Problem description
Every line that includes the word "season" is to be listed.

Provided data
■ ■ ■ ■ ■

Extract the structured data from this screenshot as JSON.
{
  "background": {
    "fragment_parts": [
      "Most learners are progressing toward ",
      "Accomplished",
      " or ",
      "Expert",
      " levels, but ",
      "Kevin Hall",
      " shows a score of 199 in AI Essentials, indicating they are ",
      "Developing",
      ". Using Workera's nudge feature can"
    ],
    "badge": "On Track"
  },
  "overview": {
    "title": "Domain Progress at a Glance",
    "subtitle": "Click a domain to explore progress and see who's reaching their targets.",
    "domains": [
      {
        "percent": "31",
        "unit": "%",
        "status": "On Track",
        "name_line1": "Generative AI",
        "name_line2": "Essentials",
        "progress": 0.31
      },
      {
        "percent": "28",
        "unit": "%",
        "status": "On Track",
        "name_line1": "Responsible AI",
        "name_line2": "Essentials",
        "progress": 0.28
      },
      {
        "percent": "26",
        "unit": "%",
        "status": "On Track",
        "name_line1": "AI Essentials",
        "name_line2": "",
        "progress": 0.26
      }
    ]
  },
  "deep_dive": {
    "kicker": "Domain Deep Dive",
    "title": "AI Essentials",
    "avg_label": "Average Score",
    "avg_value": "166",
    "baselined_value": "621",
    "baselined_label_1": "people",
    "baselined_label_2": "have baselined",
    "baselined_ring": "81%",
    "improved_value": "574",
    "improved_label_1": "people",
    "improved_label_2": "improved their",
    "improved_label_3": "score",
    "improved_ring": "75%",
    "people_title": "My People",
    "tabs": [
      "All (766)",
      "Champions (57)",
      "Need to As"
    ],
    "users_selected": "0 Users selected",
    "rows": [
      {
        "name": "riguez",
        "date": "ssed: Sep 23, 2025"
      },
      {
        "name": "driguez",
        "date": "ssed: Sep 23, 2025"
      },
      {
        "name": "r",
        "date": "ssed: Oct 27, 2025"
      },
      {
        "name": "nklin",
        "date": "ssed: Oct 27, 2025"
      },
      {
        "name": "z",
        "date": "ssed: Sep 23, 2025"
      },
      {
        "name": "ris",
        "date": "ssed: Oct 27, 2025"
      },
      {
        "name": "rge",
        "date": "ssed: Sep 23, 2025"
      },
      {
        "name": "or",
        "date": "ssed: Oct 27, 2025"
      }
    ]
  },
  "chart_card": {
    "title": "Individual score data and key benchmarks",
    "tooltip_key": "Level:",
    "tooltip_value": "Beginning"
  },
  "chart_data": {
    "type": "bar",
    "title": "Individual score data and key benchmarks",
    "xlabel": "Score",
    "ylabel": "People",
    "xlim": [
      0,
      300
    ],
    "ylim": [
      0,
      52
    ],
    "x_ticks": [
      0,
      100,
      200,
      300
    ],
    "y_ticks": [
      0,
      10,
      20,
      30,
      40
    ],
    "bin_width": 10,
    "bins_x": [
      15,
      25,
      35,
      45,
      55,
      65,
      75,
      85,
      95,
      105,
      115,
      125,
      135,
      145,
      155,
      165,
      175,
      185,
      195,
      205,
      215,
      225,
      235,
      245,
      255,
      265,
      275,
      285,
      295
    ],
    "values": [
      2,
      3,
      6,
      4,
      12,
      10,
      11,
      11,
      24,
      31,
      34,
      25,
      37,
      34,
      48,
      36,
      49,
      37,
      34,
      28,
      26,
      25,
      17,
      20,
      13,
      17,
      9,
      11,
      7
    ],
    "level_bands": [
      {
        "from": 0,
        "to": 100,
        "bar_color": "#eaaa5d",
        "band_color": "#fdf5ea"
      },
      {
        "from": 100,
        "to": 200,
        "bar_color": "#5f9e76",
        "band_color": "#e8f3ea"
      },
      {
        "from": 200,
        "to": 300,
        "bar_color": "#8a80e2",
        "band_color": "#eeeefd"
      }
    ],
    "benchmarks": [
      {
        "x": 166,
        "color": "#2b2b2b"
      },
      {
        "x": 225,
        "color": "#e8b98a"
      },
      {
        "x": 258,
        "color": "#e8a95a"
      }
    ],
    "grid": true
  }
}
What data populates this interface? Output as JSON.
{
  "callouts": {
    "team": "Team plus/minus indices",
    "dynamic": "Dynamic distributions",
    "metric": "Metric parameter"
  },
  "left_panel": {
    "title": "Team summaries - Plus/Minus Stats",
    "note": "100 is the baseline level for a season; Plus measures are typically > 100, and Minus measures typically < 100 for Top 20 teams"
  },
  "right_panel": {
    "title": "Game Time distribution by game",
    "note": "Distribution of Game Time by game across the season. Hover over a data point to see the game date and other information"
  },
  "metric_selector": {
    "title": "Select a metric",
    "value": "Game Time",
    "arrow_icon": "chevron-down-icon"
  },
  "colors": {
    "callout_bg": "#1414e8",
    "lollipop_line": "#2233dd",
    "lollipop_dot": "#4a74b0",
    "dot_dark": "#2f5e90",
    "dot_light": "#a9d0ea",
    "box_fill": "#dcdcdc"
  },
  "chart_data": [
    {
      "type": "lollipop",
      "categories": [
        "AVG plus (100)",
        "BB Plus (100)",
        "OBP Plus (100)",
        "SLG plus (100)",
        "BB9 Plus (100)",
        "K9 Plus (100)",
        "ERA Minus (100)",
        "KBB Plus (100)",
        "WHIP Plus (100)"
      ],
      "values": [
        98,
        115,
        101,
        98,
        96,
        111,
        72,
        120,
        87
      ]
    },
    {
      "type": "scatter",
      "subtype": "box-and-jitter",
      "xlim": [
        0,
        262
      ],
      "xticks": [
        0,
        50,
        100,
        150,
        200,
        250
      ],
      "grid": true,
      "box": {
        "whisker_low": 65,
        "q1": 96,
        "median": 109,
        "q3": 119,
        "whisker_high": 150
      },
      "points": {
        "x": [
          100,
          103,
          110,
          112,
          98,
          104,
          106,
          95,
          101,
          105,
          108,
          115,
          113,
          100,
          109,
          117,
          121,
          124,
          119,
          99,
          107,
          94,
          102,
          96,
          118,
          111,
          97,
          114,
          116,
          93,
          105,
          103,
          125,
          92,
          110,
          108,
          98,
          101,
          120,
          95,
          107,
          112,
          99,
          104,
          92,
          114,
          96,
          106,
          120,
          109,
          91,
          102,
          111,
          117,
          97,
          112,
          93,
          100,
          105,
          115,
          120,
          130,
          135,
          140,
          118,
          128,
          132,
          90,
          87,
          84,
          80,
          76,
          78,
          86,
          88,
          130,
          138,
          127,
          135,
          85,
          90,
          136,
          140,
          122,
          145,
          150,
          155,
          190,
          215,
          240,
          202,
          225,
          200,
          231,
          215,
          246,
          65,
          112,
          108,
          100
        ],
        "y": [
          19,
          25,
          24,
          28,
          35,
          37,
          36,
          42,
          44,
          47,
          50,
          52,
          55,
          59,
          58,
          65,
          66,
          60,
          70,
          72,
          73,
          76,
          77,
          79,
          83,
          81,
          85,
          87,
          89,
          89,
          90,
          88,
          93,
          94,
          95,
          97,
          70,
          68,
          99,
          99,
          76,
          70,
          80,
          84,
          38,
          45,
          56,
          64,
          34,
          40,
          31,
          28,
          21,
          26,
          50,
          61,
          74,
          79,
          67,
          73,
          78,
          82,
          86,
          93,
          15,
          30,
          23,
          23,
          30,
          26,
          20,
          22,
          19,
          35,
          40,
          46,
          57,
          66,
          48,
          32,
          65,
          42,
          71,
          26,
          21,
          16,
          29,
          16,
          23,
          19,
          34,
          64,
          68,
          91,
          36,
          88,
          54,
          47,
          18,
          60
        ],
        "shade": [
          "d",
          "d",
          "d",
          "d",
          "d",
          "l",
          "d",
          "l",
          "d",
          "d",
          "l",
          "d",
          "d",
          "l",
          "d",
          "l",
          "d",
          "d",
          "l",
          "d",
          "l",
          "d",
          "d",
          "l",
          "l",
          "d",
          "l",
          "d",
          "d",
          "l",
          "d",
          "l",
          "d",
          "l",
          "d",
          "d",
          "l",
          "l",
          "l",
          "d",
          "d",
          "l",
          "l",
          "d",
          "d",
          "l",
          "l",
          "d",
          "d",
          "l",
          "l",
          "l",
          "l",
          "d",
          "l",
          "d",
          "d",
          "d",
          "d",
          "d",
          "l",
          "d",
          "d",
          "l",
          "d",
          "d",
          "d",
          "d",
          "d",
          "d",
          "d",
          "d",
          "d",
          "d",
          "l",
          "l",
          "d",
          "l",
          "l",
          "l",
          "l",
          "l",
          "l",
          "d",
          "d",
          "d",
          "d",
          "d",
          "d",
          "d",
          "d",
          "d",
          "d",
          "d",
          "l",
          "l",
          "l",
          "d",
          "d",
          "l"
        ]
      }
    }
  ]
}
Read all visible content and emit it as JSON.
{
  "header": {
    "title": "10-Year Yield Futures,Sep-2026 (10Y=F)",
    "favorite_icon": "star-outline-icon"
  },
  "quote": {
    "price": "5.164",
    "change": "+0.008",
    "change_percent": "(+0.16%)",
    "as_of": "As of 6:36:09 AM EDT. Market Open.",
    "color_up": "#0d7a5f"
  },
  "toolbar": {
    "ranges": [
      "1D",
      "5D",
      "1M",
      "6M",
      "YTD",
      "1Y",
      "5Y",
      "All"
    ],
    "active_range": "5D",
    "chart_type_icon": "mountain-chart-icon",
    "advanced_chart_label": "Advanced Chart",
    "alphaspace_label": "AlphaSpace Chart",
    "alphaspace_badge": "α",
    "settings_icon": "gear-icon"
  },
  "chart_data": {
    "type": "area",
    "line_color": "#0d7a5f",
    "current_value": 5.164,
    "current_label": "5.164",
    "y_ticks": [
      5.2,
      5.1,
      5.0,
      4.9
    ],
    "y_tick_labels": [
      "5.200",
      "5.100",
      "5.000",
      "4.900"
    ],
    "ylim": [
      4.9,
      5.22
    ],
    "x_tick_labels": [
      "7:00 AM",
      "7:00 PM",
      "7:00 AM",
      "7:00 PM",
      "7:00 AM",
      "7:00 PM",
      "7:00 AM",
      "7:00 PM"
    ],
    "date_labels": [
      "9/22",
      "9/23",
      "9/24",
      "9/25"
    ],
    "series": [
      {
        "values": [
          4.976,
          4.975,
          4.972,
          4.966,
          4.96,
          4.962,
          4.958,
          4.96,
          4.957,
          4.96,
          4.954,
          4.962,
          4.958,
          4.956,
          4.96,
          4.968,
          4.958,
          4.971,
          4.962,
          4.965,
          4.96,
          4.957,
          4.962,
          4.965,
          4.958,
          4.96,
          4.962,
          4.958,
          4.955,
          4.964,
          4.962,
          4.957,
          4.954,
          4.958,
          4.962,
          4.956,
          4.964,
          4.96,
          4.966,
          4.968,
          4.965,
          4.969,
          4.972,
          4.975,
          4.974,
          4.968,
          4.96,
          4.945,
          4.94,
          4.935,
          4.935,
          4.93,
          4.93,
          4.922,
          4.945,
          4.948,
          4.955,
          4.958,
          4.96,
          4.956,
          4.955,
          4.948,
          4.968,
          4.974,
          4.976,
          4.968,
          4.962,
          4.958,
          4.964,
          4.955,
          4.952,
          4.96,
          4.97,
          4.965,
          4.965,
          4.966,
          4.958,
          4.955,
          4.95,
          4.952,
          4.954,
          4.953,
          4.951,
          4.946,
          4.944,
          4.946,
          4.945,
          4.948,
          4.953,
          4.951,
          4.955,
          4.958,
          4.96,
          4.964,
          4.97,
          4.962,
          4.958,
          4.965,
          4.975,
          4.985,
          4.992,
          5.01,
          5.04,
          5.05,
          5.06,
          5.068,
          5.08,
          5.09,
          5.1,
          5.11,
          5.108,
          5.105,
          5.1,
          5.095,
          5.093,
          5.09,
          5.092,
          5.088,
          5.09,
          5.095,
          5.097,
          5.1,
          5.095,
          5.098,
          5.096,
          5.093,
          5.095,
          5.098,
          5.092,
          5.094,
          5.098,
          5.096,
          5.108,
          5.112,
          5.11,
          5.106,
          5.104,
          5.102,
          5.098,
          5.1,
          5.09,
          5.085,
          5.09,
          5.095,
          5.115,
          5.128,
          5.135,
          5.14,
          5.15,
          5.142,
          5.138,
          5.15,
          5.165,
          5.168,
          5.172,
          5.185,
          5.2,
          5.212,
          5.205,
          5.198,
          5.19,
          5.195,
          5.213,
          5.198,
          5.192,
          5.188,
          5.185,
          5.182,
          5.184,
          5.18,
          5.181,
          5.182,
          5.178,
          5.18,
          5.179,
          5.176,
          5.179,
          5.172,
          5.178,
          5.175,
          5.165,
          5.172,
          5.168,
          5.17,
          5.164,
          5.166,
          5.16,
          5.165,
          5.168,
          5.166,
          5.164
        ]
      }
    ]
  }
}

■ ■ ■ ■ ■

Response to the task
    "note": "100 is the baseline level for a season; Plus measures are typically > 100, and Minus measures typically < 100 for Top 20 teams"
    "note": "Distribution of Game Time by game across the season. Hover over a data point to see the game date and other information"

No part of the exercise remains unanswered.